*Your instructions*. Pictures appear in the records below; write out everything else exactly.

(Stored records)

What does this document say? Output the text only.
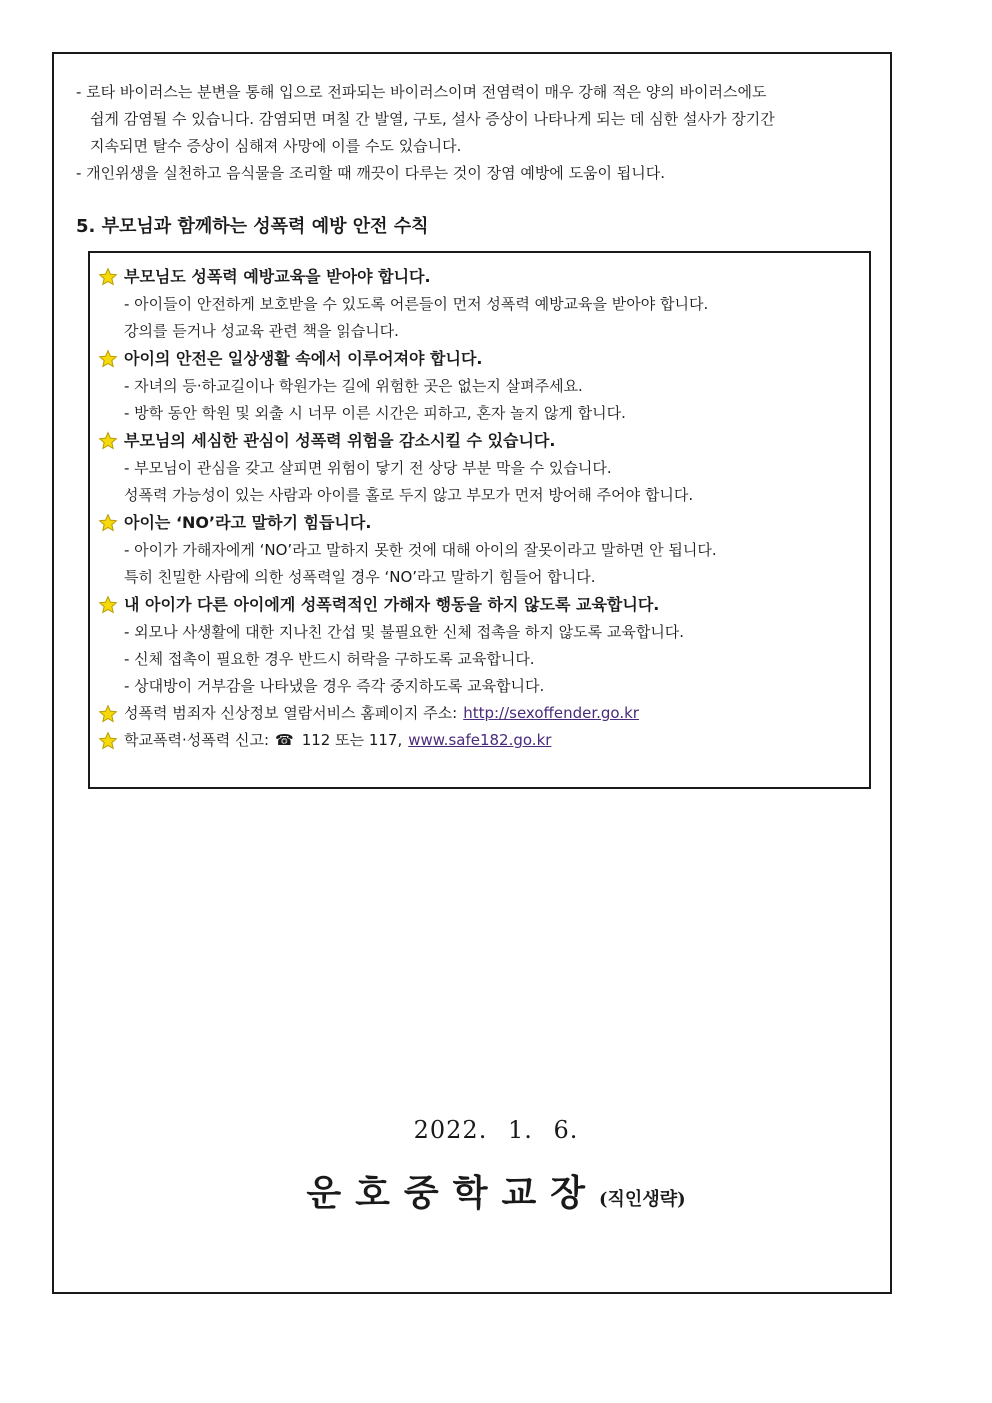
- 로타 바이러스는 분변을 통해 입으로 전파되는 바이러스이며 전염력이 매우 강해 적은 양의 바이러스에도

쉽게 감염될 수 있습니다. 감염되면 며칠 간 발열, 구토, 설사 증상이 나타나게 되는 데 심한 설사가 장기간

지속되면 탈수 증상이 심해져 사망에 이를 수도 있습니다.

- 개인위생을 실천하고 음식물을 조리할 때 깨끗이 다루는 것이 장염 예방에 도움이 됩니다.

5. 부모님과 함께하는 성폭력 예방 안전 수칙
부모님도 성폭력 예방교육을 받아야 합니다.
- 아이들이 안전하게 보호받을 수 있도록 어른들이 먼저 성폭력 예방교육을 받아야 합니다.
강의를 듣거나 성교육 관련 책을 읽습니다.
아이의 안전은 일상생활 속에서 이루어져야 합니다.
- 자녀의 등·하교길이나 학원가는 길에 위험한 곳은 없는지 살펴주세요.
- 방학 동안 학원 및 외출 시 너무 이른 시간은 피하고, 혼자 놀지 않게 합니다.
부모님의 세심한 관심이 성폭력 위험을 감소시킬 수 있습니다.
- 부모님이 관심을 갖고 살피면 위험이 닿기 전 상당 부분 막을 수 있습니다.
성폭력 가능성이 있는 사람과 아이를 홀로 두지 않고 부모가 먼저 방어해 주어야 합니다.
아이는 ‘NO’라고 말하기 힘듭니다.
- 아이가 가해자에게 ‘NO’라고 말하지 못한 것에 대해 아이의 잘못이라고 말하면 안 됩니다.
특히 친밀한 사람에 의한 성폭력일 경우 ‘NO’라고 말하기 힘들어 합니다.
내 아이가 다른 아이에게 성폭력적인 가해자 행동을 하지 않도록 교육합니다.
- 외모나 사생활에 대한 지나친 간섭 및 불필요한 신체 접촉을 하지 않도록 교육합니다.
- 신체 접촉이 필요한 경우 반드시 허락을 구하도록 교육합니다.
- 상대방이 거부감을 나타냈을 경우 즉각 중지하도록 교육합니다.
성폭력 범죄자 신상정보 열람서비스 홈페이지 주소: http://sexoffender.go.kr
학교폭력·성폭력 신고: ☎ 112 또는 117, www.safe182.go.kr
2022. 1. 6.
운호중학교장(직인생략)
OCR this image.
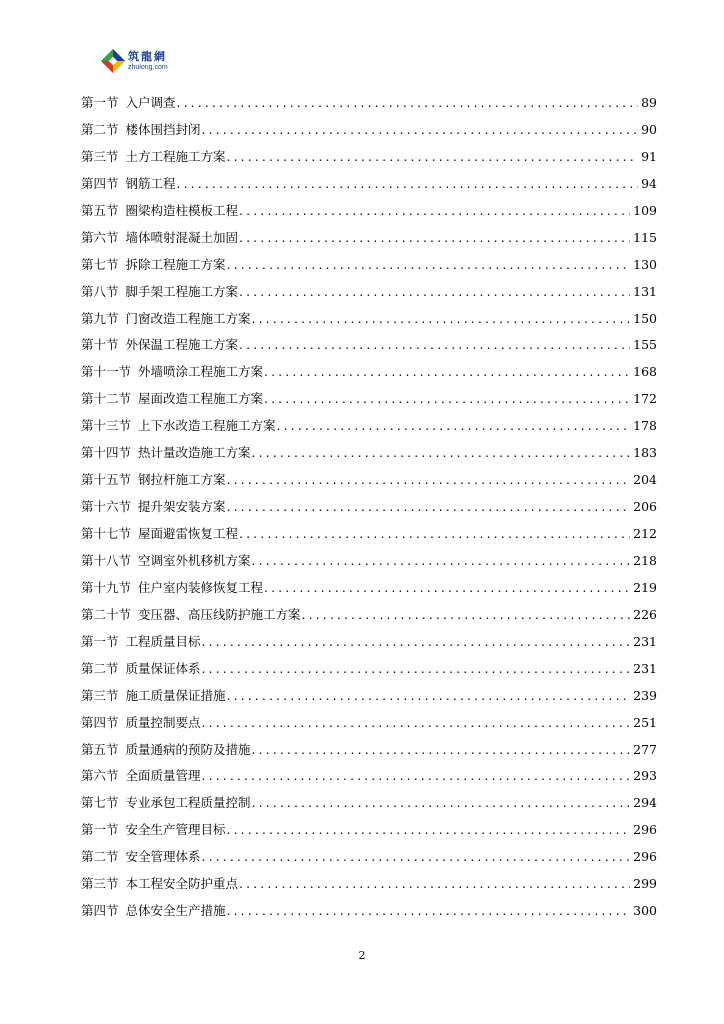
筑龍網
zhulong.com
第一节 入户调查 .....	89
第二节 楼体围挡封闭 .....	90
第三节 土方工程施工方案 .....	91
第四节 钢筋工程 .....	94
第五节 圈梁构造柱模板工程 .....	109
第六节 墙体喷射混凝土加固 .....	115
第七节 拆除工程施工方案 .....	130
第八节 脚手架工程施工方案 .....	131
第九节 门窗改造工程施工方案 .....	150
第十节 外保温工程施工方案 .....	155
第十一节 外墙喷涂工程施工方案 .....	168
第十二节 屋面改造工程施工方案 .....	172
第十三节 上下水改造工程施工方案 .....	178
第十四节 热计量改造施工方案 .....	183
第十五节 钢拉杆施工方案 .....	204
第十六节 提升架安装方案 .....	206
第十七节 屋面避雷恢复工程 .....	212
第十八节 空调室外机移机方案 .....	218
第十九节 住户室内装修恢复工程 .....	219
第二十节 变压器、高压线防护施工方案 .....	226
第一节 工程质量目标 .....	231
第二节 质量保证体系 .....	231
第三节 施工质量保证措施 .....	239
第四节 质量控制要点 .....	251
第五节 质量通病的预防及措施 .....	277
第六节 全面质量管理 .....	293
第七节 专业承包工程质量控制 .....	294
第一节 安全生产管理目标 .....	296
第二节 安全管理体系 .....	296
第三节 本工程安全防护重点 .....	299
第四节 总体安全生产措施 .....	300
2
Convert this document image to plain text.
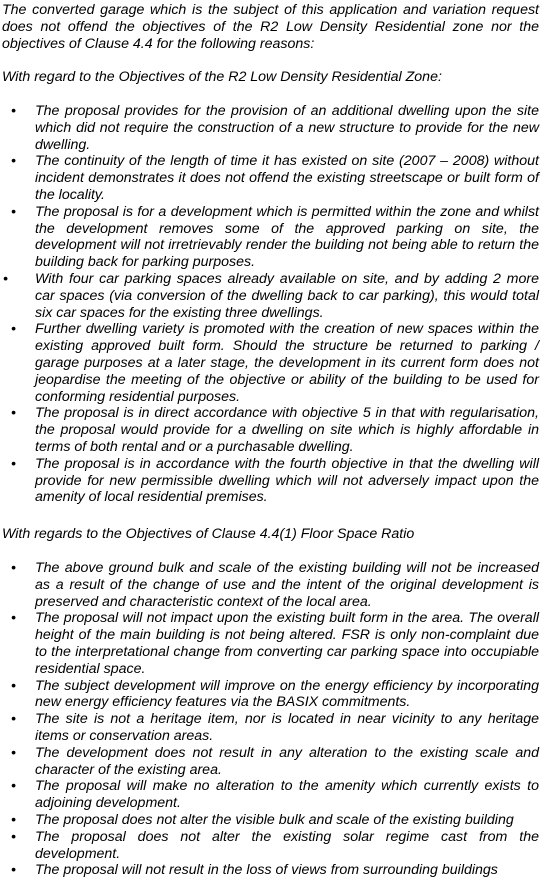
The converted garage which is the subject of this application and variation request does not offend the objectives of the R2 Low Density Residential zone nor the objectives of Clause 4.4 for the following reasons:

With regard to the Objectives of the R2 Low Density Residential Zone:

• The proposal provides for the provision of an additional dwelling upon the site which did not require the construction of a new structure to provide for the new dwelling.
• The continuity of the length of time it has existed on site (2007 – 2008) without incident demonstrates it does not offend the existing streetscape or built form of the locality.
• The proposal is for a development which is permitted within the zone and whilst the development removes some of the approved parking on site, the development will not irretrievably render the building not being able to return the building back for parking purposes.
• With four car parking spaces already available on site, and by adding 2 more car spaces (via conversion of the dwelling back to car parking), this would total six car spaces for the existing three dwellings.
• Further dwelling variety is promoted with the creation of new spaces within the existing approved built form. Should the structure be returned to parking / garage purposes at a later stage, the development in its current form does not jeopardise the meeting of the objective or ability of the building to be used for conforming residential purposes.
• The proposal is in direct accordance with objective 5 in that with regularisation, the proposal would provide for a dwelling on site which is highly affordable in terms of both rental and or a purchasable dwelling.
• The proposal is in accordance with the fourth objective in that the dwelling will provide for new permissible dwelling which will not adversely impact upon the amenity of local residential premises.

With regards to the Objectives of Clause 4.4(1) Floor Space Ratio

• The above ground bulk and scale of the existing building will not be increased as a result of the change of use and the intent of the original development is preserved and characteristic context of the local area.
• The proposal will not impact upon the existing built form in the area. The overall height of the main building is not being altered. FSR is only non-complaint due to the interpretational change from converting car parking space into occupiable residential space.
• The subject development will improve on the energy efficiency by incorporating new energy efficiency features via the BASIX commitments.
• The site is not a heritage item, nor is located in near vicinity to any heritage items or conservation areas.
• The development does not result in any alteration to the existing scale and character of the existing area.
• The proposal will make no alteration to the amenity which currently exists to adjoining development.
• The proposal does not alter the visible bulk and scale of the existing building
• The proposal does not alter the existing solar regime cast from the development.
• The proposal will not result in the loss of views from surrounding buildings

*Expected output*.
What does this document say? Output the text only.
- 로타 바이러스는 분변을 통해 입으로 전파되는 바이러스이며 전염력이 매우 강해 적은 양의 바이러스에도

쉽게 감염될 수 있습니다. 감염되면 며칠 간 발열, 구토, 설사 증상이 나타나게 되는 데 심한 설사가 장기간

지속되면 탈수 증상이 심해져 사망에 이를 수도 있습니다.

- 개인위생을 실천하고 음식물을 조리할 때 깨끗이 다루는 것이 장염 예방에 도움이 됩니다.

5. 부모님과 함께하는 성폭력 예방 안전 수칙
부모님도 성폭력 예방교육을 받아야 합니다.
- 아이들이 안전하게 보호받을 수 있도록 어른들이 먼저 성폭력 예방교육을 받아야 합니다.
강의를 듣거나 성교육 관련 책을 읽습니다.
아이의 안전은 일상생활 속에서 이루어져야 합니다.
- 자녀의 등·하교길이나 학원가는 길에 위험한 곳은 없는지 살펴주세요.
- 방학 동안 학원 및 외출 시 너무 이른 시간은 피하고, 혼자 놀지 않게 합니다.
부모님의 세심한 관심이 성폭력 위험을 감소시킬 수 있습니다.
- 부모님이 관심을 갖고 살피면 위험이 닿기 전 상당 부분 막을 수 있습니다.
성폭력 가능성이 있는 사람과 아이를 홀로 두지 않고 부모가 먼저 방어해 주어야 합니다.
아이는 ‘NO’라고 말하기 힘듭니다.
- 아이가 가해자에게 ‘NO’라고 말하지 못한 것에 대해 아이의 잘못이라고 말하면 안 됩니다.
특히 친밀한 사람에 의한 성폭력일 경우 ‘NO’라고 말하기 힘들어 합니다.
내 아이가 다른 아이에게 성폭력적인 가해자 행동을 하지 않도록 교육합니다.
- 외모나 사생활에 대한 지나친 간섭 및 불필요한 신체 접촉을 하지 않도록 교육합니다.
- 신체 접촉이 필요한 경우 반드시 허락을 구하도록 교육합니다.
- 상대방이 거부감을 나타냈을 경우 즉각 중지하도록 교육합니다.
성폭력 범죄자 신상정보 열람서비스 홈페이지 주소: http://sexoffender.go.kr
학교폭력·성폭력 신고: ☎ 112 또는 117, www.safe182.go.kr
2022. 1. 6.
운호중학교장(직인생략)
OCR this image.
筑龍網
zhulong.com
第一节 入户调查 .....	89
第二节 楼体围挡封闭 .....	90
第三节 土方工程施工方案 .....	91
第四节 钢筋工程 .....	94
第五节 圈梁构造柱模板工程 .....	109
第六节 墙体喷射混凝土加固 .....	115
第七节 拆除工程施工方案 .....	130
第八节 脚手架工程施工方案 .....	131
第九节 门窗改造工程施工方案 .....	150
第十节 外保温工程施工方案 .....	155
第十一节 外墙喷涂工程施工方案 .....	168
第十二节 屋面改造工程施工方案 .....	172
第十三节 上下水改造工程施工方案 .....	178
第十四节 热计量改造施工方案 .....	183
第十五节 钢拉杆施工方案 .....	204
第十六节 提升架安装方案 .....	206
第十七节 屋面避雷恢复工程 .....	212
第十八节 空调室外机移机方案 .....	218
第十九节 住户室内装修恢复工程 .....	219
第二十节 变压器、高压线防护施工方案 .....	226
第一节 工程质量目标 .....	231
第二节 质量保证体系 .....	231
第三节 施工质量保证措施 .....	239
第四节 质量控制要点 .....	251
第五节 质量通病的预防及措施 .....	277
第六节 全面质量管理 .....	293
第七节 专业承包工程质量控制 .....	294
第一节 安全生产管理目标 .....	296
第二节 安全管理体系 .....	296
第三节 本工程安全防护重点 .....	299
第四节 总体安全生产措施 .....	300
2
Convert this document image to plain text.
The converted garage which is the subject of this application and variation request does not offend the objectives of the R2 Low Density Residential zone nor the objectives of Clause 4.4 for the following reasons:

With regard to the Objectives of the R2 Low Density Residential Zone:

• The proposal provides for the provision of an additional dwelling upon the site which did not require the construction of a new structure to provide for the new dwelling.
• The continuity of the length of time it has existed on site (2007 – 2008) without incident demonstrates it does not offend the existing streetscape or built form of the locality.
• The proposal is for a development which is permitted within the zone and whilst the development removes some of the approved parking on site, the development will not irretrievably render the building not being able to return the building back for parking purposes.
• With four car parking spaces already available on site, and by adding 2 more car spaces (via conversion of the dwelling back to car parking), this would total six car spaces for the existing three dwellings.
• Further dwelling variety is promoted with the creation of new spaces within the existing approved built form. Should the structure be returned to parking / garage purposes at a later stage, the development in its current form does not jeopardise the meeting of the objective or ability of the building to be used for conforming residential purposes.
• The proposal is in direct accordance with objective 5 in that with regularisation, the proposal would provide for a dwelling on site which is highly affordable in terms of both rental and or a purchasable dwelling.
• The proposal is in accordance with the fourth objective in that the dwelling will provide for new permissible dwelling which will not adversely impact upon the amenity of local residential premises.

With regards to the Objectives of Clause 4.4(1) Floor Space Ratio

• The above ground bulk and scale of the existing building will not be increased as a result of the change of use and the intent of the original development is preserved and characteristic context of the local area.
• The proposal will not impact upon the existing built form in the area. The overall height of the main building is not being altered. FSR is only non-complaint due to the interpretational change from converting car parking space into occupiable residential space.
• The subject development will improve on the energy efficiency by incorporating new energy efficiency features via the BASIX commitments.
• The site is not a heritage item, nor is located in near vicinity to any heritage items or conservation areas.
• The development does not result in any alteration to the existing scale and character of the existing area.
• The proposal will make no alteration to the amenity which currently exists to adjoining development.
• The proposal does not alter the visible bulk and scale of the existing building
• The proposal does not alter the existing solar regime cast from the development.
• The proposal will not result in the loss of views from surrounding buildings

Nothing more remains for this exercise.